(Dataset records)
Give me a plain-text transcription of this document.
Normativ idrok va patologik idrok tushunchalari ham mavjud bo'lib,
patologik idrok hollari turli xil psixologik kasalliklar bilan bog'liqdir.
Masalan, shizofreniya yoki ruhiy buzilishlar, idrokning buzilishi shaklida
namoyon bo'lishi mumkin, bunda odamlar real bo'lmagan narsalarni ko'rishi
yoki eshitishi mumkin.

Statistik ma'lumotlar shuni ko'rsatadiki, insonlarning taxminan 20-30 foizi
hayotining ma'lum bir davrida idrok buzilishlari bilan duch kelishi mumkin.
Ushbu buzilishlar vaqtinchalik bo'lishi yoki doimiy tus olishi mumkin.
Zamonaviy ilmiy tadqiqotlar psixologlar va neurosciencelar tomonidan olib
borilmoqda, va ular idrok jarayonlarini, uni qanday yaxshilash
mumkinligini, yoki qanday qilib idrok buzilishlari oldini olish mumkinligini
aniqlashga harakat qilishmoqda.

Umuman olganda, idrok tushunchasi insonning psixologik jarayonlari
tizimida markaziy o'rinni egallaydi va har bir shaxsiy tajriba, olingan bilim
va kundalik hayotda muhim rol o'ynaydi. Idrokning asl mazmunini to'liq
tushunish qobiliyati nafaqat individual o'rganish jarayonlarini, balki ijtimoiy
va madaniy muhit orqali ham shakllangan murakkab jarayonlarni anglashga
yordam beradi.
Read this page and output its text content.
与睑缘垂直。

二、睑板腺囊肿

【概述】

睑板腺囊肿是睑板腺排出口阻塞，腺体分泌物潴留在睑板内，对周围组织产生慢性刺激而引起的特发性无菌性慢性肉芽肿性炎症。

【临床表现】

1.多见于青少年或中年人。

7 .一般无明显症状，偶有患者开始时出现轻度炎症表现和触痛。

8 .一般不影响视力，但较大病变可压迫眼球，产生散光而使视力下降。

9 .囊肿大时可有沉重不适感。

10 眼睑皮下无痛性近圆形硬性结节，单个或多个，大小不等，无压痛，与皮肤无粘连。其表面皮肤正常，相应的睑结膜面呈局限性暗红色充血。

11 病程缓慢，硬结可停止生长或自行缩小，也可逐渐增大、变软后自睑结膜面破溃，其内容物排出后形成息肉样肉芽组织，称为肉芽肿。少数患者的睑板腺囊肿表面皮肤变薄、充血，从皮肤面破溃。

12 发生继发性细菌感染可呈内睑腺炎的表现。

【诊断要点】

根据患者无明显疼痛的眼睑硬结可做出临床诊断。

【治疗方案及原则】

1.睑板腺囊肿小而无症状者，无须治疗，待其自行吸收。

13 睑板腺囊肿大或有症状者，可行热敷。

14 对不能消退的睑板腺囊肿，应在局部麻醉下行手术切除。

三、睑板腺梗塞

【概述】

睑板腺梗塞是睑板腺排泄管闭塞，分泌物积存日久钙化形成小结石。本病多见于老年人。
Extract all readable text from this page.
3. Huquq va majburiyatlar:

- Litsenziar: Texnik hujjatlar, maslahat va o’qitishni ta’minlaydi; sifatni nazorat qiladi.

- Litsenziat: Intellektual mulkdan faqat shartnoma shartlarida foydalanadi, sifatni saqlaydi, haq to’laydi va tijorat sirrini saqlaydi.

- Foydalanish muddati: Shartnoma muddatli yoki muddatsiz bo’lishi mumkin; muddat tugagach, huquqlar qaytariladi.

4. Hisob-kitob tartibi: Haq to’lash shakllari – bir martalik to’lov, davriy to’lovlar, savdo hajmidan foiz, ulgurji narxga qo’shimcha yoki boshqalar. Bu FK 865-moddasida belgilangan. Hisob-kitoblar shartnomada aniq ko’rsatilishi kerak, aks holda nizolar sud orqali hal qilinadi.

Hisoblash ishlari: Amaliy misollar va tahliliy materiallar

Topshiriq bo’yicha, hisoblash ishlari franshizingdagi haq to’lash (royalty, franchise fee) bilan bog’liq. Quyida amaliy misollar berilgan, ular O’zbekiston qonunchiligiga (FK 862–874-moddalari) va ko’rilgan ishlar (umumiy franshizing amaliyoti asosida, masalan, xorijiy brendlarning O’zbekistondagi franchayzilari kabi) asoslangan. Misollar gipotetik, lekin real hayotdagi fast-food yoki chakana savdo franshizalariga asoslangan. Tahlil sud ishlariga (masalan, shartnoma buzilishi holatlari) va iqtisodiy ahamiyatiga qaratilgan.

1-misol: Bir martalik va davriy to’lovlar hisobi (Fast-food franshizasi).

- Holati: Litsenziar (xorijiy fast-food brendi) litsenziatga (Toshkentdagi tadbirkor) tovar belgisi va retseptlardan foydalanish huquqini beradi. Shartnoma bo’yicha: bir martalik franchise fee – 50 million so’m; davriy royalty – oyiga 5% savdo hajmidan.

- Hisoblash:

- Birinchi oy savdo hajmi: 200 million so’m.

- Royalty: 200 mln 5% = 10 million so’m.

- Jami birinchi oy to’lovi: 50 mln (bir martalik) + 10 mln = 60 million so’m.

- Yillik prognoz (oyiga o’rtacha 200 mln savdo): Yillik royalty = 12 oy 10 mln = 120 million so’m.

Problem description:
Extract the listing in its entirety and repeat it exactly.

Exercise answer:
Give me a plain-text transcription of this document.
Normativ idrok va patologik idrok tushunchalari ham mavjud bo'lib,
patologik idrok hollari turli xil psixologik kasalliklar bilan bog'liqdir.
Masalan, shizofreniya yoki ruhiy buzilishlar, idrokning buzilishi shaklida
namoyon bo'lishi mumkin, bunda odamlar real bo'lmagan narsalarni ko'rishi
yoki eshitishi mumkin.

Statistik ma'lumotlar shuni ko'rsatadiki, insonlarning taxminan 20-30 foizi
hayotining ma'lum bir davrida idrok buzilishlari bilan duch kelishi mumkin.
Ushbu buzilishlar vaqtinchalik bo'lishi yoki doimiy tus olishi mumkin.
Zamonaviy ilmiy tadqiqotlar psixologlar va neurosciencelar tomonidan olib
borilmoqda, va ular idrok jarayonlarini, uni qanday yaxshilash
mumkinligini, yoki qanday qilib idrok buzilishlari oldini olish mumkinligini
aniqlashga harakat qilishmoqda.

Umuman olganda, idrok tushunchasi insonning psixologik jarayonlari
tizimida markaziy o'rinni egallaydi va har bir shaxsiy tajriba, olingan bilim
va kundalik hayotda muhim rol o'ynaydi. Idrokning asl mazmunini to'liq
tushunish qobiliyati nafaqat individual o'rganish jarayonlarini, balki ijtimoiy
va madaniy muhit orqali ham shakllangan murakkab jarayonlarni anglashga
yordam beradi.
Read this page and output its text content.
与睑缘垂直。

二、睑板腺囊肿

【概述】

睑板腺囊肿是睑板腺排出口阻塞，腺体分泌物潴留在睑板内，对周围组织产生慢性刺激而引起的特发性无菌性慢性肉芽肿性炎症。

【临床表现】

1.多见于青少年或中年人。

7 .一般无明显症状，偶有患者开始时出现轻度炎症表现和触痛。

8 .一般不影响视力，但较大病变可压迫眼球，产生散光而使视力下降。

9 .囊肿大时可有沉重不适感。

10 眼睑皮下无痛性近圆形硬性结节，单个或多个，大小不等，无压痛，与皮肤无粘连。其表面皮肤正常，相应的睑结膜面呈局限性暗红色充血。

11 病程缓慢，硬结可停止生长或自行缩小，也可逐渐增大、变软后自睑结膜面破溃，其内容物排出后形成息肉样肉芽组织，称为肉芽肿。少数患者的睑板腺囊肿表面皮肤变薄、充血，从皮肤面破溃。

12 发生继发性细菌感染可呈内睑腺炎的表现。

【诊断要点】

根据患者无明显疼痛的眼睑硬结可做出临床诊断。

【治疗方案及原则】

1.睑板腺囊肿小而无症状者，无须治疗，待其自行吸收。

13 睑板腺囊肿大或有症状者，可行热敷。

14 对不能消退的睑板腺囊肿，应在局部麻醉下行手术切除。

三、睑板腺梗塞

【概述】

睑板腺梗塞是睑板腺排泄管闭塞，分泌物积存日久钙化形成小结石。本病多见于老年人。
Extract all readable text from this page.
3. Huquq va majburiyatlar:

- Litsenziar: Texnik hujjatlar, maslahat va o’qitishni ta’minlaydi; sifatni nazorat qiladi.

- Litsenziat: Intellektual mulkdan faqat shartnoma shartlarida foydalanadi, sifatni saqlaydi, haq to’laydi va tijorat sirrini saqlaydi.

- Foydalanish muddati: Shartnoma muddatli yoki muddatsiz bo’lishi mumkin; muddat tugagach, huquqlar qaytariladi.

4. Hisob-kitob tartibi: Haq to’lash shakllari – bir martalik to’lov, davriy to’lovlar, savdo hajmidan foiz, ulgurji narxga qo’shimcha yoki boshqalar. Bu FK 865-moddasida belgilangan. Hisob-kitoblar shartnomada aniq ko’rsatilishi kerak, aks holda nizolar sud orqali hal qilinadi.

Hisoblash ishlari: Amaliy misollar va tahliliy materiallar

Topshiriq bo’yicha, hisoblash ishlari franshizingdagi haq to’lash (royalty, franchise fee) bilan bog’liq. Quyida amaliy misollar berilgan, ular O’zbekiston qonunchiligiga (FK 862–874-moddalari) va ko’rilgan ishlar (umumiy franshizing amaliyoti asosida, masalan, xorijiy brendlarning O’zbekistondagi franchayzilari kabi) asoslangan. Misollar gipotetik, lekin real hayotdagi fast-food yoki chakana savdo franshizalariga asoslangan. Tahlil sud ishlariga (masalan, shartnoma buzilishi holatlari) va iqtisodiy ahamiyatiga qaratilgan.

1-misol: Bir martalik va davriy to’lovlar hisobi (Fast-food franshizasi).

- Holati: Litsenziar (xorijiy fast-food brendi) litsenziatga (Toshkentdagi tadbirkor) tovar belgisi va retseptlardan foydalanish huquqini beradi. Shartnoma bo’yicha: bir martalik franchise fee – 50 million so’m; davriy royalty – oyiga 5% savdo hajmidan.

- Hisoblash:

- Birinchi oy savdo hajmi: 200 million so’m.

- Royalty: 200 mln 5% = 10 million so’m.

- Jami birinchi oy to’lovi: 50 mln (bir martalik) + 10 mln = 60 million so’m.

- Yillik prognoz (oyiga o’rtacha 200 mln savdo): Yillik royalty = 12 oy 10 mln = 120 million so’m.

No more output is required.